Data to use.

|---|

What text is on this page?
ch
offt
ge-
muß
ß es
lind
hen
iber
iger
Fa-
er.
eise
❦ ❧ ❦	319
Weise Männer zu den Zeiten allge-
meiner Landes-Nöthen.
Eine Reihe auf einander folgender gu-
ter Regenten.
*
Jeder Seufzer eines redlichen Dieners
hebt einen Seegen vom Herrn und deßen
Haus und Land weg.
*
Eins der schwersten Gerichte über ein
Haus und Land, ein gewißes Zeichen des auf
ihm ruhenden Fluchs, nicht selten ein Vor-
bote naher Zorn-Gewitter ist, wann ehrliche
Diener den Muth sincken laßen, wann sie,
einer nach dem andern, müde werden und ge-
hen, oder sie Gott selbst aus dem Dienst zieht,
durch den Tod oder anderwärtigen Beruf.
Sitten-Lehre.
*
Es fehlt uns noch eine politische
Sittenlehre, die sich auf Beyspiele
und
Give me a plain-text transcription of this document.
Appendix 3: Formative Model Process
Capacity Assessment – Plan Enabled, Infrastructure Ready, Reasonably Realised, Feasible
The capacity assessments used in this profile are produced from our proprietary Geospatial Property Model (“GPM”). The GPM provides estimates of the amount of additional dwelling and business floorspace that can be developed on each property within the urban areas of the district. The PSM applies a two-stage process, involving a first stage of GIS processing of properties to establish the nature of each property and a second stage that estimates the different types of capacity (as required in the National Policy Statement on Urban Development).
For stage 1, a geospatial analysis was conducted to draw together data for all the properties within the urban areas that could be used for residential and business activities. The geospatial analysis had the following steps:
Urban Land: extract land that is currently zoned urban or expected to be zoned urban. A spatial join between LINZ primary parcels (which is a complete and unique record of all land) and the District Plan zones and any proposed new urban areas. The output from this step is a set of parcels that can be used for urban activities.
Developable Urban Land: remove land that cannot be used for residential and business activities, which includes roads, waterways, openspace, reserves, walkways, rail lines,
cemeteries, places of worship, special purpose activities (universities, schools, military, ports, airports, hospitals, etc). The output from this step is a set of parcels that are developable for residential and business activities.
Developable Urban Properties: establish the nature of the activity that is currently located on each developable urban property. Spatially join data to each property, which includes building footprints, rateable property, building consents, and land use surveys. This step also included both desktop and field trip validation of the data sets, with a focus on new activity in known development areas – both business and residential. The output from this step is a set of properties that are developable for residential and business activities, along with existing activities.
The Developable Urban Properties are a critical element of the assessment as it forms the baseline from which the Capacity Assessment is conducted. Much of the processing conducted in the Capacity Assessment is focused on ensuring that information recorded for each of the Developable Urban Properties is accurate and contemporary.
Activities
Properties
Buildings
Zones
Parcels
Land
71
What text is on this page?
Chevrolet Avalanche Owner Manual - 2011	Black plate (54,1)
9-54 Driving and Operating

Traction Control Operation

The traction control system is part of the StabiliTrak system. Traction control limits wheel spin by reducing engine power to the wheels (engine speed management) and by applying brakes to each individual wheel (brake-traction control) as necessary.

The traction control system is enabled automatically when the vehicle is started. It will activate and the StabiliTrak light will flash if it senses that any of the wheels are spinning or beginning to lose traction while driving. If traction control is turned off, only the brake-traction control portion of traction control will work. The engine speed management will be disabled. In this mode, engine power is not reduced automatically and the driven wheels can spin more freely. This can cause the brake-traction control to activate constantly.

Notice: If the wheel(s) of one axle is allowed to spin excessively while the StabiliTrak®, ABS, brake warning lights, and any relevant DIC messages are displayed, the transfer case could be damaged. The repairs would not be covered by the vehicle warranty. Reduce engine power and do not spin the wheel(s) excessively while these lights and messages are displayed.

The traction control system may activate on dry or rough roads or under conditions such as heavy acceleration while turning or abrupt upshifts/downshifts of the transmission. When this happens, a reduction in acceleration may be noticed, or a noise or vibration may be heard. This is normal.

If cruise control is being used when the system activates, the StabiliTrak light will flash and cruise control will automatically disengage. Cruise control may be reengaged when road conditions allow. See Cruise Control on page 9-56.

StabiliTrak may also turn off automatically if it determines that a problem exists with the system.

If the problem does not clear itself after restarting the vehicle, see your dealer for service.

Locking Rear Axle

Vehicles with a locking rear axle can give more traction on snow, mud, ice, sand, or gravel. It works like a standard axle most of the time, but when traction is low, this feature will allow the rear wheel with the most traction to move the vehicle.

|---|

Set exercise. Set out the complete listing exactly as shown.

Task output.
What text is on this page?
ch
offt
ge-
muß
ß es
lind
hen
iber
iger
Fa-
er.
eise
❦ ❧ ❦	319
Weise Männer zu den Zeiten allge-
meiner Landes-Nöthen.
Eine Reihe auf einander folgender gu-
ter Regenten.
*
Jeder Seufzer eines redlichen Dieners
hebt einen Seegen vom Herrn und deßen
Haus und Land weg.
*
Eins der schwersten Gerichte über ein
Haus und Land, ein gewißes Zeichen des auf
ihm ruhenden Fluchs, nicht selten ein Vor-
bote naher Zorn-Gewitter ist, wann ehrliche
Diener den Muth sincken laßen, wann sie,
einer nach dem andern, müde werden und ge-
hen, oder sie Gott selbst aus dem Dienst zieht,
durch den Tod oder anderwärtigen Beruf.
Sitten-Lehre.
*
Es fehlt uns noch eine politische
Sittenlehre, die sich auf Beyspiele
und
Give me a plain-text transcription of this document.
Appendix 3: Formative Model Process
Capacity Assessment – Plan Enabled, Infrastructure Ready, Reasonably Realised, Feasible
The capacity assessments used in this profile are produced from our proprietary Geospatial Property Model (“GPM”). The GPM provides estimates of the amount of additional dwelling and business floorspace that can be developed on each property within the urban areas of the district. The PSM applies a two-stage process, involving a first stage of GIS processing of properties to establish the nature of each property and a second stage that estimates the different types of capacity (as required in the National Policy Statement on Urban Development).
For stage 1, a geospatial analysis was conducted to draw together data for all the properties within the urban areas that could be used for residential and business activities. The geospatial analysis had the following steps:
Urban Land: extract land that is currently zoned urban or expected to be zoned urban. A spatial join between LINZ primary parcels (which is a complete and unique record of all land) and the District Plan zones and any proposed new urban areas. The output from this step is a set of parcels that can be used for urban activities.
Developable Urban Land: remove land that cannot be used for residential and business activities, which includes roads, waterways, openspace, reserves, walkways, rail lines,
cemeteries, places of worship, special purpose activities (universities, schools, military, ports, airports, hospitals, etc). The output from this step is a set of parcels that are developable for residential and business activities.
Developable Urban Properties: establish the nature of the activity that is currently located on each developable urban property. Spatially join data to each property, which includes building footprints, rateable property, building consents, and land use surveys. This step also included both desktop and field trip validation of the data sets, with a focus on new activity in known development areas – both business and residential. The output from this step is a set of properties that are developable for residential and business activities, along with existing activities.
The Developable Urban Properties are a critical element of the assessment as it forms the baseline from which the Capacity Assessment is conducted. Much of the processing conducted in the Capacity Assessment is focused on ensuring that information recorded for each of the Developable Urban Properties is accurate and contemporary.
Activities
Properties
Buildings
Zones
Parcels
Land
71
What text is on this page?
Chevrolet Avalanche Owner Manual - 2011	Black plate (54,1)
9-54 Driving and Operating

Traction Control Operation

The traction control system is part of the StabiliTrak system. Traction control limits wheel spin by reducing engine power to the wheels (engine speed management) and by applying brakes to each individual wheel (brake-traction control) as necessary.

The traction control system is enabled automatically when the vehicle is started. It will activate and the StabiliTrak light will flash if it senses that any of the wheels are spinning or beginning to lose traction while driving. If traction control is turned off, only the brake-traction control portion of traction control will work. The engine speed management will be disabled. In this mode, engine power is not reduced automatically and the driven wheels can spin more freely. This can cause the brake-traction control to activate constantly.

Notice: If the wheel(s) of one axle is allowed to spin excessively while the StabiliTrak®, ABS, brake warning lights, and any relevant DIC messages are displayed, the transfer case could be damaged. The repairs would not be covered by the vehicle warranty. Reduce engine power and do not spin the wheel(s) excessively while these lights and messages are displayed.

The traction control system may activate on dry or rough roads or under conditions such as heavy acceleration while turning or abrupt upshifts/downshifts of the transmission. When this happens, a reduction in acceleration may be noticed, or a noise or vibration may be heard. This is normal.

If cruise control is being used when the system activates, the StabiliTrak light will flash and cruise control will automatically disengage. Cruise control may be reengaged when road conditions allow. See Cruise Control on page 9-56.

StabiliTrak may also turn off automatically if it determines that a problem exists with the system.

If the problem does not clear itself after restarting the vehicle, see your dealer for service.

Locking Rear Axle

Vehicles with a locking rear axle can give more traction on snow, mud, ice, sand, or gravel. It works like a standard axle most of the time, but when traction is low, this feature will allow the rear wheel with the most traction to move the vehicle.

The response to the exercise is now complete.